> _TASK REQUIREMENTS_:
Transcribe the listing verbatim. Do not carry over any pictures.

========================

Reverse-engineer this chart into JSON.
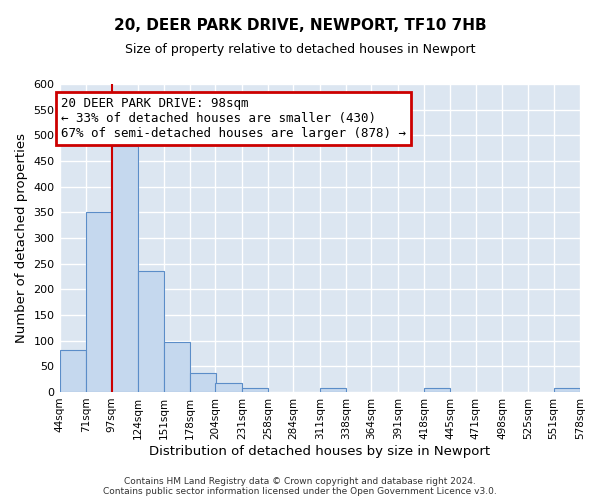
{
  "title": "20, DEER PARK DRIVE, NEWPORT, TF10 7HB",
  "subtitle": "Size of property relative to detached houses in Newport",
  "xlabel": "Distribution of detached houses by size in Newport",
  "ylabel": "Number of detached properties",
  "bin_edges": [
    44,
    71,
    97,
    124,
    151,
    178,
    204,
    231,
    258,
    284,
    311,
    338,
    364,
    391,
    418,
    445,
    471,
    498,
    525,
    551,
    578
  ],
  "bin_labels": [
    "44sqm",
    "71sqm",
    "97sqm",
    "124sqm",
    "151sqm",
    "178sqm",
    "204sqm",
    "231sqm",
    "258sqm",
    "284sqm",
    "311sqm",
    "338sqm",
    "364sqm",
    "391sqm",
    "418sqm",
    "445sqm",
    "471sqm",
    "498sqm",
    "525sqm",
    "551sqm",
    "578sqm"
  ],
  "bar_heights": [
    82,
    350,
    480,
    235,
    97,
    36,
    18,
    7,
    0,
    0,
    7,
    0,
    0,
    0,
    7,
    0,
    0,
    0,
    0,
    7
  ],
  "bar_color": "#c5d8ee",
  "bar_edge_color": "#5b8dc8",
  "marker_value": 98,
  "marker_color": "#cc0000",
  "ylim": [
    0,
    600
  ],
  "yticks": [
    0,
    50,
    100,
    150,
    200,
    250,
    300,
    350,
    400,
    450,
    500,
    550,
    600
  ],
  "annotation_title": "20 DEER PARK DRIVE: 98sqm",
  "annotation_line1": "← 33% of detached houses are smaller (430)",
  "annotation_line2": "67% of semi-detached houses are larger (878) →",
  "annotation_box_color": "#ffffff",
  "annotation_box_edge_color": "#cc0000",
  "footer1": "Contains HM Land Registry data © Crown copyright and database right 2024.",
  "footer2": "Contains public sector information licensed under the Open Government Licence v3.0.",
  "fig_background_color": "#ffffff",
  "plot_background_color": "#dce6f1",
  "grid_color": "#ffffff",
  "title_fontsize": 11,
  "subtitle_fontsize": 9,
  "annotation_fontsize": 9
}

========================

> _TASK RESPONSE_:
Reverse-engineer this chart into JSON.
{
  "title": "20, DEER PARK DRIVE, NEWPORT, TF10 7HB",
  "subtitle": "Size of property relative to detached houses in Newport",
  "xlabel": "Distribution of detached houses by size in Newport",
  "ylabel": "Number of detached properties",
  "bin_edges": [
    44,
    71,
    97,
    124,
    151,
    178,
    204,
    231,
    258,
    284,
    311,
    338,
    364,
    391,
    418,
    445,
    471,
    498,
    525,
    551,
    578
  ],
  "bin_labels": [
    "44sqm",
    "71sqm",
    "97sqm",
    "124sqm",
    "151sqm",
    "178sqm",
    "204sqm",
    "231sqm",
    "258sqm",
    "284sqm",
    "311sqm",
    "338sqm",
    "364sqm",
    "391sqm",
    "418sqm",
    "445sqm",
    "471sqm",
    "498sqm",
    "525sqm",
    "551sqm",
    "578sqm"
  ],
  "bar_heights": [
    82,
    350,
    480,
    235,
    97,
    36,
    18,
    7,
    0,
    0,
    7,
    0,
    0,
    0,
    7,
    0,
    0,
    0,
    0,
    7
  ],
  "bar_color": "#c5d8ee",
  "bar_edge_color": "#5b8dc8",
  "marker_value": 98,
  "marker_color": "#cc0000",
  "ylim": [
    0,
    600
  ],
  "yticks": [
    0,
    50,
    100,
    150,
    200,
    250,
    300,
    350,
    400,
    450,
    500,
    550,
    600
  ],
  "annotation_title": "20 DEER PARK DRIVE: 98sqm",
  "annotation_line1": "← 33% of detached houses are smaller (430)",
  "annotation_line2": "67% of semi-detached houses are larger (878) →",
  "annotation_box_color": "#ffffff",
  "annotation_box_edge_color": "#cc0000",
  "footer1": "Contains HM Land Registry data © Crown copyright and database right 2024.",
  "footer2": "Contains public sector information licensed under the Open Government Licence v3.0.",
  "fig_background_color": "#ffffff",
  "plot_background_color": "#dce6f1",
  "grid_color": "#ffffff",
  "title_fontsize": 11,
  "subtitle_fontsize": 9,
  "annotation_fontsize": 9
}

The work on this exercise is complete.